▶ To be done
Look for "marker" in each line of the entries, and return the matching lines.

☆ ☆ ☆

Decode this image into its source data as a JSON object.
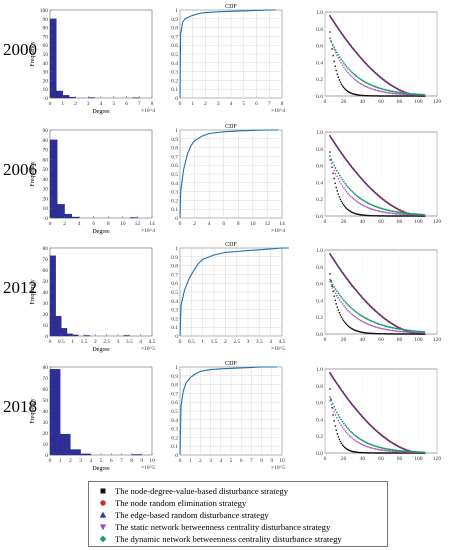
{
  "legend": [
    {
      "label": "The node-degree-value-based disturbance strategy",
      "color": "#111111",
      "marker": "square"
    },
    {
      "label": "The node random elimination strategy",
      "color": "#d62728",
      "marker": "circle"
    },
    {
      "label": "The edge-based random disturbance strategy",
      "color": "#2b3a9c",
      "marker": "triangle-up"
    },
    {
      "label": "The static network betweenness centrality disturbance strategy",
      "color": "#a24bb5",
      "marker": "triangle-down"
    },
    {
      "label": "The dynamic network betweenness centrality disturbance strategy",
      "color": "#1f9a6a",
      "marker": "diamond"
    }
  ],
  "chart_data": [
    {
      "type": "bar",
      "year": "2000",
      "panel": "histogram",
      "xlabel": "Degree",
      "ylabel": "Frequency",
      "x_ticks": [
        "0",
        "1",
        "2",
        "3",
        "4",
        "5",
        "6",
        "7",
        "8"
      ],
      "x_multiplier": "×10^4",
      "ylim": [
        0,
        100
      ],
      "y_ticks": [
        "0",
        "10",
        "20",
        "30",
        "40",
        "50",
        "60",
        "70",
        "80",
        "90",
        "100"
      ],
      "bin_width": 0.5,
      "values": [
        90,
        8,
        3,
        1,
        0,
        0,
        0.5,
        0,
        0,
        0,
        0,
        0,
        0,
        0.3,
        0,
        0
      ]
    },
    {
      "type": "line",
      "year": "2000",
      "panel": "cdf",
      "title": "CDF",
      "x_ticks": [
        "0",
        "1",
        "2",
        "3",
        "4",
        "5",
        "6",
        "7",
        "8"
      ],
      "x_multiplier": "×10^4",
      "xlim": [
        0,
        8
      ],
      "ylim": [
        0,
        1
      ],
      "y_ticks": [
        "0",
        "0.1",
        "0.2",
        "0.3",
        "0.4",
        "0.5",
        "0.6",
        "0.7",
        "0.8",
        "0.9",
        "1"
      ],
      "x": [
        0,
        0.05,
        0.2,
        0.4,
        0.7,
        1,
        1.5,
        2,
        3,
        4,
        5,
        6,
        7,
        7.5
      ],
      "y": [
        0,
        0.72,
        0.86,
        0.9,
        0.92,
        0.94,
        0.96,
        0.97,
        0.98,
        0.985,
        0.99,
        0.995,
        1,
        1
      ]
    },
    {
      "type": "scatter",
      "year": "2000",
      "panel": "robustness",
      "x_ticks": [
        "0",
        "20",
        "40",
        "60",
        "80",
        "100",
        "120"
      ],
      "y_ticks": [
        "0.0",
        "0.2",
        "0.4",
        "0.6",
        "0.8",
        "1.0"
      ],
      "xlim": [
        0,
        120
      ],
      "ylim": [
        0,
        1
      ],
      "curves": {
        "degree": {
          "k": 0.08,
          "start": 0.8
        },
        "random": {
          "k": 0.018,
          "start": 1.0
        },
        "edge": {
          "k": 0.018,
          "start": 1.0
        },
        "static": {
          "k": 0.04,
          "start": 0.72
        },
        "dynamic": {
          "k": 0.035,
          "start": 0.72
        }
      }
    },
    {
      "type": "bar",
      "year": "2006",
      "panel": "histogram",
      "xlabel": "Degree",
      "ylabel": "Frequency",
      "x_ticks": [
        "0",
        "2",
        "4",
        "6",
        "8",
        "10",
        "12",
        "14"
      ],
      "x_multiplier": "×10^4",
      "ylim": [
        0,
        90
      ],
      "y_ticks": [
        "0",
        "10",
        "20",
        "30",
        "40",
        "50",
        "60",
        "70",
        "80",
        "90"
      ],
      "bin_width": 1,
      "values": [
        80,
        14,
        4,
        1,
        0,
        0,
        0,
        0,
        0,
        0,
        0,
        0.5,
        0,
        0
      ]
    },
    {
      "type": "line",
      "year": "2006",
      "panel": "cdf",
      "title": "CDF",
      "x_ticks": [
        "0",
        "2",
        "4",
        "6",
        "8",
        "10",
        "12",
        "14"
      ],
      "x_multiplier": "×10^4",
      "xlim": [
        0,
        14
      ],
      "ylim": [
        0,
        1
      ],
      "y_ticks": [
        "0",
        "0.1",
        "0.2",
        "0.3",
        "0.4",
        "0.5",
        "0.6",
        "0.7",
        "0.8",
        "0.9",
        "1"
      ],
      "x": [
        0,
        0.1,
        0.5,
        1,
        1.5,
        2,
        3,
        4,
        6,
        8,
        10,
        12,
        13.5
      ],
      "y": [
        0,
        0.3,
        0.55,
        0.72,
        0.82,
        0.88,
        0.93,
        0.96,
        0.98,
        0.99,
        0.995,
        1,
        1
      ]
    },
    {
      "type": "scatter",
      "year": "2006",
      "panel": "robustness",
      "x_ticks": [
        "0",
        "20",
        "40",
        "60",
        "80",
        "100",
        "120"
      ],
      "y_ticks": [
        "0.0",
        "0.2",
        "0.4",
        "0.6",
        "0.8",
        "1.0"
      ],
      "xlim": [
        0,
        120
      ],
      "ylim": [
        0,
        1
      ],
      "curves": {
        "degree": {
          "k": 0.07,
          "start": 0.8
        },
        "random": {
          "k": 0.018,
          "start": 1.0
        },
        "edge": {
          "k": 0.018,
          "start": 1.0
        },
        "static": {
          "k": 0.04,
          "start": 0.7
        },
        "dynamic": {
          "k": 0.035,
          "start": 0.75
        }
      }
    },
    {
      "type": "bar",
      "year": "2012",
      "panel": "histogram",
      "xlabel": "Degree",
      "ylabel": "Frequency",
      "x_ticks": [
        "0",
        "0.5",
        "1",
        "1.5",
        "2",
        "2.5",
        "3",
        "3.5",
        "4",
        "4.5"
      ],
      "x_multiplier": "×10^5",
      "ylim": [
        0,
        80
      ],
      "y_ticks": [
        "0",
        "10",
        "20",
        "30",
        "40",
        "50",
        "60",
        "70",
        "80"
      ],
      "bin_width": 0.25,
      "values": [
        73,
        18,
        7,
        2,
        1,
        0,
        0.5,
        0,
        0,
        0,
        0,
        0,
        0,
        0.5,
        0,
        0,
        0,
        0
      ]
    },
    {
      "type": "line",
      "year": "2012",
      "panel": "cdf",
      "title": "CDF",
      "x_ticks": [
        "0",
        "0.5",
        "1",
        "1.5",
        "2",
        "2.5",
        "3",
        "3.5",
        "4",
        "4.5"
      ],
      "x_multiplier": "×10^5",
      "xlim": [
        0,
        5
      ],
      "ylim": [
        0,
        1
      ],
      "y_ticks": [
        "0",
        "0.1",
        "0.2",
        "0.3",
        "0.4",
        "0.5",
        "0.6",
        "0.7",
        "0.8",
        "0.9",
        "1"
      ],
      "x": [
        0,
        0.05,
        0.2,
        0.4,
        0.6,
        0.8,
        1,
        1.5,
        2,
        2.5,
        3,
        3.5,
        4,
        4.5,
        4.8
      ],
      "y": [
        0,
        0.35,
        0.52,
        0.65,
        0.74,
        0.82,
        0.87,
        0.92,
        0.95,
        0.96,
        0.97,
        0.98,
        0.99,
        1,
        1
      ]
    },
    {
      "type": "scatter",
      "year": "2012",
      "panel": "robustness",
      "x_ticks": [
        "0",
        "20",
        "40",
        "60",
        "80",
        "100",
        "120"
      ],
      "y_ticks": [
        "0.0",
        "0.2",
        "0.4",
        "0.6",
        "0.8",
        "1.0"
      ],
      "xlim": [
        0,
        120
      ],
      "ylim": [
        0,
        1
      ],
      "curves": {
        "degree": {
          "k": 0.06,
          "start": 0.75
        },
        "random": {
          "k": 0.018,
          "start": 1.0
        },
        "edge": {
          "k": 0.018,
          "start": 1.0
        },
        "static": {
          "k": 0.035,
          "start": 0.65
        },
        "dynamic": {
          "k": 0.03,
          "start": 0.68
        }
      }
    },
    {
      "type": "bar",
      "year": "2018",
      "panel": "histogram",
      "xlabel": "Degree",
      "ylabel": "Frequency",
      "x_ticks": [
        "0",
        "1",
        "2",
        "3",
        "4",
        "5",
        "6",
        "7",
        "8",
        "9",
        "10"
      ],
      "x_multiplier": "×10^5",
      "ylim": [
        0,
        80
      ],
      "y_ticks": [
        "0",
        "10",
        "20",
        "30",
        "40",
        "50",
        "60",
        "70",
        "80"
      ],
      "bin_width": 1,
      "values": [
        78,
        19,
        5,
        1,
        0,
        0,
        0,
        0,
        0.5,
        0
      ]
    },
    {
      "type": "line",
      "year": "2018",
      "panel": "cdf",
      "title": "CDF",
      "x_ticks": [
        "0",
        "1",
        "2",
        "3",
        "4",
        "5",
        "6",
        "7",
        "8",
        "9",
        "10"
      ],
      "x_multiplier": "×10^5",
      "xlim": [
        0,
        10
      ],
      "ylim": [
        0,
        1
      ],
      "y_ticks": [
        "0",
        "0.1",
        "0.2",
        "0.3",
        "0.4",
        "0.5",
        "0.6",
        "0.7",
        "0.8",
        "0.9",
        "1"
      ],
      "x": [
        0,
        0.1,
        0.3,
        0.6,
        1,
        1.5,
        2,
        3,
        4,
        6,
        8,
        9.5
      ],
      "y": [
        0,
        0.55,
        0.72,
        0.82,
        0.88,
        0.92,
        0.95,
        0.97,
        0.98,
        0.99,
        1,
        1
      ]
    },
    {
      "type": "scatter",
      "year": "2018",
      "panel": "robustness",
      "x_ticks": [
        "0",
        "20",
        "40",
        "60",
        "80",
        "100",
        "120"
      ],
      "y_ticks": [
        "0.0",
        "0.2",
        "0.4",
        "0.6",
        "0.8",
        "1.0"
      ],
      "xlim": [
        0,
        120
      ],
      "ylim": [
        0,
        1
      ],
      "curves": {
        "degree": {
          "k": 0.09,
          "start": 0.8
        },
        "random": {
          "k": 0.018,
          "start": 1.0
        },
        "edge": {
          "k": 0.018,
          "start": 1.0
        },
        "static": {
          "k": 0.045,
          "start": 0.65
        },
        "dynamic": {
          "k": 0.04,
          "start": 0.7
        }
      }
    }
  ]
}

☆ ☆ ☆

▶ The solution
      "marker": "square"
      "marker": "circle"
      "marker": "triangle-up"
      "marker": "triangle-down"
      "marker": "diamond"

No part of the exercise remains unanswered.